Structured figure records:
-.-.-
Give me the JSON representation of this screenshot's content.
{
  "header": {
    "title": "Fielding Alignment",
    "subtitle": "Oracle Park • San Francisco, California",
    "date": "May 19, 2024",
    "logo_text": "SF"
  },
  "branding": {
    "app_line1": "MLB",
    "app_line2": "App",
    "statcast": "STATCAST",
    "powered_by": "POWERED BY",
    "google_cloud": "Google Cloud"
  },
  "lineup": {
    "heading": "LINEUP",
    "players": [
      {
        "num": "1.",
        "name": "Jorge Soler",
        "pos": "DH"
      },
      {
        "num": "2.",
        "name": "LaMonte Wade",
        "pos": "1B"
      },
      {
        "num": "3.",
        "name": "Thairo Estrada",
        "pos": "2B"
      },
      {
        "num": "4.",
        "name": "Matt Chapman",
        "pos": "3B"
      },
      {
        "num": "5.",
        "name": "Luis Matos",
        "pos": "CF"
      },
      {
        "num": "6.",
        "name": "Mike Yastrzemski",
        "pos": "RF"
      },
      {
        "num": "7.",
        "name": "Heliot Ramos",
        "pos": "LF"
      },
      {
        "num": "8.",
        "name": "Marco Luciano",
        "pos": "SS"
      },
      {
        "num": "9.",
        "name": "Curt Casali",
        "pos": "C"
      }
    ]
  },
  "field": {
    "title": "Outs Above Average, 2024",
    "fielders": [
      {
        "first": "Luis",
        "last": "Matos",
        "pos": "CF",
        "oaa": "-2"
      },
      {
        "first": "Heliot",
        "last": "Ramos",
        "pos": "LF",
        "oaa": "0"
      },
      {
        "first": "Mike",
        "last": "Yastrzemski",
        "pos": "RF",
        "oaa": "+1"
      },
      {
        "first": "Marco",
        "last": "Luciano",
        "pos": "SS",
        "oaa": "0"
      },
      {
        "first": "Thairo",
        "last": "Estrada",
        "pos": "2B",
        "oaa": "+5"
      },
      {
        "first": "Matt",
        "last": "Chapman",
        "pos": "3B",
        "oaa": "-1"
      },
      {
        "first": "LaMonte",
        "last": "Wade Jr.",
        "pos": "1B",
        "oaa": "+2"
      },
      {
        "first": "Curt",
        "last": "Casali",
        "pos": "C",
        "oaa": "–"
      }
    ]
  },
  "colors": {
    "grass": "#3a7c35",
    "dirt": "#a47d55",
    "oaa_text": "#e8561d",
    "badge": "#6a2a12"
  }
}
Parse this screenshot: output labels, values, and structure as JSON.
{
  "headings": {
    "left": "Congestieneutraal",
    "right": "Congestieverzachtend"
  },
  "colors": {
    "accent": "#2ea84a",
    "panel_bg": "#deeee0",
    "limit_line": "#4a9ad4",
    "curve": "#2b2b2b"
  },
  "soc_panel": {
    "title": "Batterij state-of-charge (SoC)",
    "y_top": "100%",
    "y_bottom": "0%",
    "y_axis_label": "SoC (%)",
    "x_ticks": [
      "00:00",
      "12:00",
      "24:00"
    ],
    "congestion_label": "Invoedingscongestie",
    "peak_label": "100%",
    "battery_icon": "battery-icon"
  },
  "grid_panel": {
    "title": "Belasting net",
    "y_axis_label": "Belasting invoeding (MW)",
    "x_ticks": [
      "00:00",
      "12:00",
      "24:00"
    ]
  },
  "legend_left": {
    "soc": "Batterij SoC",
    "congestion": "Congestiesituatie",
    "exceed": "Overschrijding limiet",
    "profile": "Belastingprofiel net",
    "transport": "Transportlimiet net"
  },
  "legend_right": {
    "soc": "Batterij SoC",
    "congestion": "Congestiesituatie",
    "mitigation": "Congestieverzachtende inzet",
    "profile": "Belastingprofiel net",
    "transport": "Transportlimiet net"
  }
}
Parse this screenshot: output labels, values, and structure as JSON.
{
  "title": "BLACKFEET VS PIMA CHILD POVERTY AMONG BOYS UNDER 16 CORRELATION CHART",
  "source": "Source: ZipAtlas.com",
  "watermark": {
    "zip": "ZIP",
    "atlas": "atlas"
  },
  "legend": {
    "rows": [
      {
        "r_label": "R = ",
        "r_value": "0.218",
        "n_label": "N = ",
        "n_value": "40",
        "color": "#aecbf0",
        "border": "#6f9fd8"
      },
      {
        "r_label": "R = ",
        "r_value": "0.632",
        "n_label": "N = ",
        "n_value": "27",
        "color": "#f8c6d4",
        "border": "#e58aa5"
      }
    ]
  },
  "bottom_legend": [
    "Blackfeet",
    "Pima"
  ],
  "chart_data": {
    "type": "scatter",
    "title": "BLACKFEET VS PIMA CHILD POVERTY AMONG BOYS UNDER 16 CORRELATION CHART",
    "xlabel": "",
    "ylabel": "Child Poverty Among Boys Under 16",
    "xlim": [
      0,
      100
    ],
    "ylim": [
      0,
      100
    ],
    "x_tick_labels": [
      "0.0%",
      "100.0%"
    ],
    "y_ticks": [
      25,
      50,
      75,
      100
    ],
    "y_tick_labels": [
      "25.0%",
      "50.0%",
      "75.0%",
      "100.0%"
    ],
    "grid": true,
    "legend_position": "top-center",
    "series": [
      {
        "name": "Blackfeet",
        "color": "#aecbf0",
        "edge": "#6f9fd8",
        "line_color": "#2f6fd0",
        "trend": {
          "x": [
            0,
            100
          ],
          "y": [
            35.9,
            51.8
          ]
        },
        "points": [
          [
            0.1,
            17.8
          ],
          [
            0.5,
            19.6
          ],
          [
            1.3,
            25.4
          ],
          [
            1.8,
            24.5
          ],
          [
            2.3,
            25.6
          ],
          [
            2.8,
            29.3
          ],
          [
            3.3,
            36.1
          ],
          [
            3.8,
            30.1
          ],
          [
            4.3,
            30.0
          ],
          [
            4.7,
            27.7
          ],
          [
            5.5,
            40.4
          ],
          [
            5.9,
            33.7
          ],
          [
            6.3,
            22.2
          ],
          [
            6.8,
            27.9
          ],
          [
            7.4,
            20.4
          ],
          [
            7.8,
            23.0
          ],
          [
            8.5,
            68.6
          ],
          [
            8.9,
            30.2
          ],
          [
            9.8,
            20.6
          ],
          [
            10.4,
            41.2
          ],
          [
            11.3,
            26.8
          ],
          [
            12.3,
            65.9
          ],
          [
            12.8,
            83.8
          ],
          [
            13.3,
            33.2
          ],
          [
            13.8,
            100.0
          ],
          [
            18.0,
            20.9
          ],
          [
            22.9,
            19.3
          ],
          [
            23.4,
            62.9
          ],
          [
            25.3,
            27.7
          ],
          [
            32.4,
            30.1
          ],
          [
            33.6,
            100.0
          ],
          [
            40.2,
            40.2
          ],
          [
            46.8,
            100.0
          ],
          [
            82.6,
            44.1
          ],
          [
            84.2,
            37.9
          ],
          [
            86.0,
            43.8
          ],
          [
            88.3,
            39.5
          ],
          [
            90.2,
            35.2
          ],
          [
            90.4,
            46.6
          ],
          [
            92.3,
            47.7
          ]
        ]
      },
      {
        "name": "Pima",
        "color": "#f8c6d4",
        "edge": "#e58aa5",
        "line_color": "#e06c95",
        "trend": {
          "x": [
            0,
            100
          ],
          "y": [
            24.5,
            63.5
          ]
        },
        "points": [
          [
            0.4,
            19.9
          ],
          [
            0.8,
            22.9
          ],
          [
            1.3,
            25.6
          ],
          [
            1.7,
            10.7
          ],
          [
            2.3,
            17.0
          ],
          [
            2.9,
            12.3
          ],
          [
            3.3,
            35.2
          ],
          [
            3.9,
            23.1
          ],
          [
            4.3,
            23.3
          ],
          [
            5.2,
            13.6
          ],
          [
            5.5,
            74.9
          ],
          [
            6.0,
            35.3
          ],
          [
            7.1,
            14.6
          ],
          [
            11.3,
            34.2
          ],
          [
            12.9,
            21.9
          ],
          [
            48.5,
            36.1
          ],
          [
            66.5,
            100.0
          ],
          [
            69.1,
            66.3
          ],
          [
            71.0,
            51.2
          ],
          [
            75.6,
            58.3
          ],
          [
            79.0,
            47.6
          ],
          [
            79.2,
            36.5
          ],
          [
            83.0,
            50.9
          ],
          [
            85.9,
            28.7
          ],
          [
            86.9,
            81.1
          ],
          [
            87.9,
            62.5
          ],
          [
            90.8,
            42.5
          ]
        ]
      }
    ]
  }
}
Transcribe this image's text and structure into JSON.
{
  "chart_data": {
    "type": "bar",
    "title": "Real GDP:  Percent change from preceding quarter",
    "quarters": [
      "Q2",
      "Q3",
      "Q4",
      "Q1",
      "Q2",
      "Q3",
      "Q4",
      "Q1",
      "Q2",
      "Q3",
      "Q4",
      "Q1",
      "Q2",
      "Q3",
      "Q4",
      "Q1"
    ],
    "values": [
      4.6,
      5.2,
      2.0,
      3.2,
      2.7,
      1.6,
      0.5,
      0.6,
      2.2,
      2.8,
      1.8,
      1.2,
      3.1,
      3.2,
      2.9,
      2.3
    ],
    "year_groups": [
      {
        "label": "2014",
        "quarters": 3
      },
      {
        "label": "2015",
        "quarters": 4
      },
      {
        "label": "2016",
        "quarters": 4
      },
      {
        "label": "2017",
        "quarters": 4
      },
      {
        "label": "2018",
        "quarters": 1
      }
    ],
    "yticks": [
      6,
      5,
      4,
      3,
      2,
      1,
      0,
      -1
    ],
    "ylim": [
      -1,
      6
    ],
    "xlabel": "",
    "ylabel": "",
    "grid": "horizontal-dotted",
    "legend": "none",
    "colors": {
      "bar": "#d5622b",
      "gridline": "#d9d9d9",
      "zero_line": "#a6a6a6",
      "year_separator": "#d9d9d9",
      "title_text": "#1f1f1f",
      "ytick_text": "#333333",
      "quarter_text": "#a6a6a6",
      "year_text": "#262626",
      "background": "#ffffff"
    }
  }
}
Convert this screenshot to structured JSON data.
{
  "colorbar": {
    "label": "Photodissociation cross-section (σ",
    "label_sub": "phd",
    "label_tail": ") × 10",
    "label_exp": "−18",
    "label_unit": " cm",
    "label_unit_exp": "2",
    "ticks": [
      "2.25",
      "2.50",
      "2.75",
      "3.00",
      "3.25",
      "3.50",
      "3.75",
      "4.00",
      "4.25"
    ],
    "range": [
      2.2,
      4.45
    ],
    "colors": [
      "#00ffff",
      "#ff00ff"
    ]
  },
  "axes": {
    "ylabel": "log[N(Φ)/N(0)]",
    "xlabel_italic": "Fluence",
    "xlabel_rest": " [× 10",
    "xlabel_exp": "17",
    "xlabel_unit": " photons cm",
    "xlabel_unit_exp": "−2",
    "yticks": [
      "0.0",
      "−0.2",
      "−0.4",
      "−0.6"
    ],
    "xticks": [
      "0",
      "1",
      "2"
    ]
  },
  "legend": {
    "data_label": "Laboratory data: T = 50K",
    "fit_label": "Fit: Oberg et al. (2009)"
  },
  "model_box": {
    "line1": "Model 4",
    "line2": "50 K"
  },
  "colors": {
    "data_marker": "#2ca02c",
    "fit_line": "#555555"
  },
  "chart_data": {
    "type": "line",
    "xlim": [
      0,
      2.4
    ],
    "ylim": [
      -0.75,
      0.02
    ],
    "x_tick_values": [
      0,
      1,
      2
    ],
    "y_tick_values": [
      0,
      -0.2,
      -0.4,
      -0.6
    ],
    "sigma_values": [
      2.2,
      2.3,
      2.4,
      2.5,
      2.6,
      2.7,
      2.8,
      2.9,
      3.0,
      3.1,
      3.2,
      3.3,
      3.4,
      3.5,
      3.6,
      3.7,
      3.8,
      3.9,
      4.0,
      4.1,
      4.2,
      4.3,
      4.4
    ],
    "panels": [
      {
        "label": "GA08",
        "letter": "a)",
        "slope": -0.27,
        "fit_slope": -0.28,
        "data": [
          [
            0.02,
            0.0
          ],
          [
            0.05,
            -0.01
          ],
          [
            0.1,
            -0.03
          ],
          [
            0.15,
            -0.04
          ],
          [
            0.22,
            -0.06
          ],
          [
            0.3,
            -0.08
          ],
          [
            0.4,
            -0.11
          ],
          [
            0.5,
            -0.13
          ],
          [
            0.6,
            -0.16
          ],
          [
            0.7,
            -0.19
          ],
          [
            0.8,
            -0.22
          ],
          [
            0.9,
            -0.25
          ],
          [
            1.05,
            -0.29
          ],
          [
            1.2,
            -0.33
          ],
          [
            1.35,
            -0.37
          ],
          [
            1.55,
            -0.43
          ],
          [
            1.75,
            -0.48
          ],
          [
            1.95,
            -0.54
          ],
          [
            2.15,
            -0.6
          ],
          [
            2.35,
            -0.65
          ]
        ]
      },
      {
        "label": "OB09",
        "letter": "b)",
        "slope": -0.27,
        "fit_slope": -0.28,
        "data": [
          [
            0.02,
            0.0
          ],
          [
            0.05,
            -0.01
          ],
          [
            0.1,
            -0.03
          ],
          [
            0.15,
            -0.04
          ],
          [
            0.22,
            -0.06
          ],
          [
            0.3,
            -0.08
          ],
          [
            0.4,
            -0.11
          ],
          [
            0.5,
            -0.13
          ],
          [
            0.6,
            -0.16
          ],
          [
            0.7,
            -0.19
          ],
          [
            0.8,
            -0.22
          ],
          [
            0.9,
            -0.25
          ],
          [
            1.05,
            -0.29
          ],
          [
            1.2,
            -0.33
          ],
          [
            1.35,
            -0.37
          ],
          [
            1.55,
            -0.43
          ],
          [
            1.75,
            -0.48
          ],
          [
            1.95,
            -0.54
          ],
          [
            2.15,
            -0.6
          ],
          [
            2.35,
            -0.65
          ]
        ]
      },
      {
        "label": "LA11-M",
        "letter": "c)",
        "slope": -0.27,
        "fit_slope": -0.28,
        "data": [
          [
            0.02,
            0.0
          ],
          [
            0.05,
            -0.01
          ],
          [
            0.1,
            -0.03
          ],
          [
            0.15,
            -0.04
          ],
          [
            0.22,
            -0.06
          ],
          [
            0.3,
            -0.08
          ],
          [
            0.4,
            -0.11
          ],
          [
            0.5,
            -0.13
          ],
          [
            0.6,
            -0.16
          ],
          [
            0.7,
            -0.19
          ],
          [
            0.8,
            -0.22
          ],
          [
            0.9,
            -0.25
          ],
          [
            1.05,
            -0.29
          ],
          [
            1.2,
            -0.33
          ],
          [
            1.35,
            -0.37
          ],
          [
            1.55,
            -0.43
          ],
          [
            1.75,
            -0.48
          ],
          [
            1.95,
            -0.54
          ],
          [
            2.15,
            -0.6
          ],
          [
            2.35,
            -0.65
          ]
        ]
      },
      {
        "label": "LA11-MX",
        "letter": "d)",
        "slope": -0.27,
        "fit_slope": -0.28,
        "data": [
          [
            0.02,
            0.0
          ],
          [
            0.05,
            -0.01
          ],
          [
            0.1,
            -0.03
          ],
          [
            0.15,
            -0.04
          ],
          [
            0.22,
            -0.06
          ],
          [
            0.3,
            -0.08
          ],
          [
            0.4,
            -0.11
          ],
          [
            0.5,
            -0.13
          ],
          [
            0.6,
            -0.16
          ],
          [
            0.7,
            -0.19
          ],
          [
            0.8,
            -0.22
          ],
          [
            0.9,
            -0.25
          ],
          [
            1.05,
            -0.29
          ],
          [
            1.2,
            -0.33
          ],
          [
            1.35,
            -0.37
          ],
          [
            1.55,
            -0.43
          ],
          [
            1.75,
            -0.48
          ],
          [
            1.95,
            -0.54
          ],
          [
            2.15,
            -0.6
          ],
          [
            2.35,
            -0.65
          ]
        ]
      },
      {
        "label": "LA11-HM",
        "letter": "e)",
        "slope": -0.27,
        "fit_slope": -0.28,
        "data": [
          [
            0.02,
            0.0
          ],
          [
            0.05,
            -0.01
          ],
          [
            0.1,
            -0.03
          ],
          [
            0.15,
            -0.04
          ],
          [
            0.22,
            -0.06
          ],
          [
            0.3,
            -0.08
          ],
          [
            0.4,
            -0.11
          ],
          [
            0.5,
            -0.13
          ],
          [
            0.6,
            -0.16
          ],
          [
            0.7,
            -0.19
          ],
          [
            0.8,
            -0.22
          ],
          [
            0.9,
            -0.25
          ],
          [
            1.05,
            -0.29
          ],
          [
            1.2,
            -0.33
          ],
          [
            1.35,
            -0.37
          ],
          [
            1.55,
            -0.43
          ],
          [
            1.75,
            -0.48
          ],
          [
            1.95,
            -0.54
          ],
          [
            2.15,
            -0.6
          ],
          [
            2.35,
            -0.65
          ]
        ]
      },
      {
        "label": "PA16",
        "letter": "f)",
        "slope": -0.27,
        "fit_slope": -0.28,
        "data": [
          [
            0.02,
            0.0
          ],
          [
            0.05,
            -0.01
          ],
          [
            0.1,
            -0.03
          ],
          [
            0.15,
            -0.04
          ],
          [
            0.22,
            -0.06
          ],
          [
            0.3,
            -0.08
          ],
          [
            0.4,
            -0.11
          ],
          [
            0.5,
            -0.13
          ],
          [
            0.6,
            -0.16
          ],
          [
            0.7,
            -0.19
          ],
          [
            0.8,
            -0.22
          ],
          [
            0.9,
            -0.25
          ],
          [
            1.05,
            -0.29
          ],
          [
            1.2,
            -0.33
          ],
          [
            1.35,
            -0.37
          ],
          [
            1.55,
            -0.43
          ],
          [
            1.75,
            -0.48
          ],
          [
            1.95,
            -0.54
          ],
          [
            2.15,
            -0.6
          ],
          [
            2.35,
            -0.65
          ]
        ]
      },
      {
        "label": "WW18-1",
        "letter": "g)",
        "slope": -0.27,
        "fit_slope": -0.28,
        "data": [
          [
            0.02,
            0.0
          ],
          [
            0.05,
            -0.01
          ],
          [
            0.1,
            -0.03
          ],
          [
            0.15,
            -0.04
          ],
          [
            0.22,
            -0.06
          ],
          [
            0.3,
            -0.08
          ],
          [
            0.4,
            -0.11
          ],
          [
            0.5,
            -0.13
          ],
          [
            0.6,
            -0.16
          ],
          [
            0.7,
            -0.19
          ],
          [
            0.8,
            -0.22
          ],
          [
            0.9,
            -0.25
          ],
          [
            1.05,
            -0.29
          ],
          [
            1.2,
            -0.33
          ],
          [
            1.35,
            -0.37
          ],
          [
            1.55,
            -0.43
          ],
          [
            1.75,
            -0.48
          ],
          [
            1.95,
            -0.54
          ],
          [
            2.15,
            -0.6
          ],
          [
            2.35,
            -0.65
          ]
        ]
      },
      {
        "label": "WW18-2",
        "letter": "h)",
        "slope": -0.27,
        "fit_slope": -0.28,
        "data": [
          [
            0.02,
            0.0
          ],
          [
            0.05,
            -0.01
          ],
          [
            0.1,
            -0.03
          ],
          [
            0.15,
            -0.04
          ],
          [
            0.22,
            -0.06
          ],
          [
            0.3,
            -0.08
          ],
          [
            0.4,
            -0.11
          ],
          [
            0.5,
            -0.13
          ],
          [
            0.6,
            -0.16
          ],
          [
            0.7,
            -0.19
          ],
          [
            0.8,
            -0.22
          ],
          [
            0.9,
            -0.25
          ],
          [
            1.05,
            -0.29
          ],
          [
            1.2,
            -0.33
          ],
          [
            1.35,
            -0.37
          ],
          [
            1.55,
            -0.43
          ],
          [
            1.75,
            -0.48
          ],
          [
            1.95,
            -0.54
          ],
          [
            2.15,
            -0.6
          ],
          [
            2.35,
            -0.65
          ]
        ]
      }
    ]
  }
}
-.-.-
_Exercise description_.
Check each line of the records for the word "name" and extract those that contain it.

_Final result_.
        "name": "Jorge Soler",
        "name": "LaMonte Wade",
        "name": "Thairo Estrada",
        "name": "Matt Chapman",
        "name": "Luis Matos",
        "name": "Mike Yastrzemski",
        "name": "Heliot Ramos",
        "name": "Marco Luciano",
        "name": "Curt Casali",
        "name": "Blackfeet",
        "name": "Pima",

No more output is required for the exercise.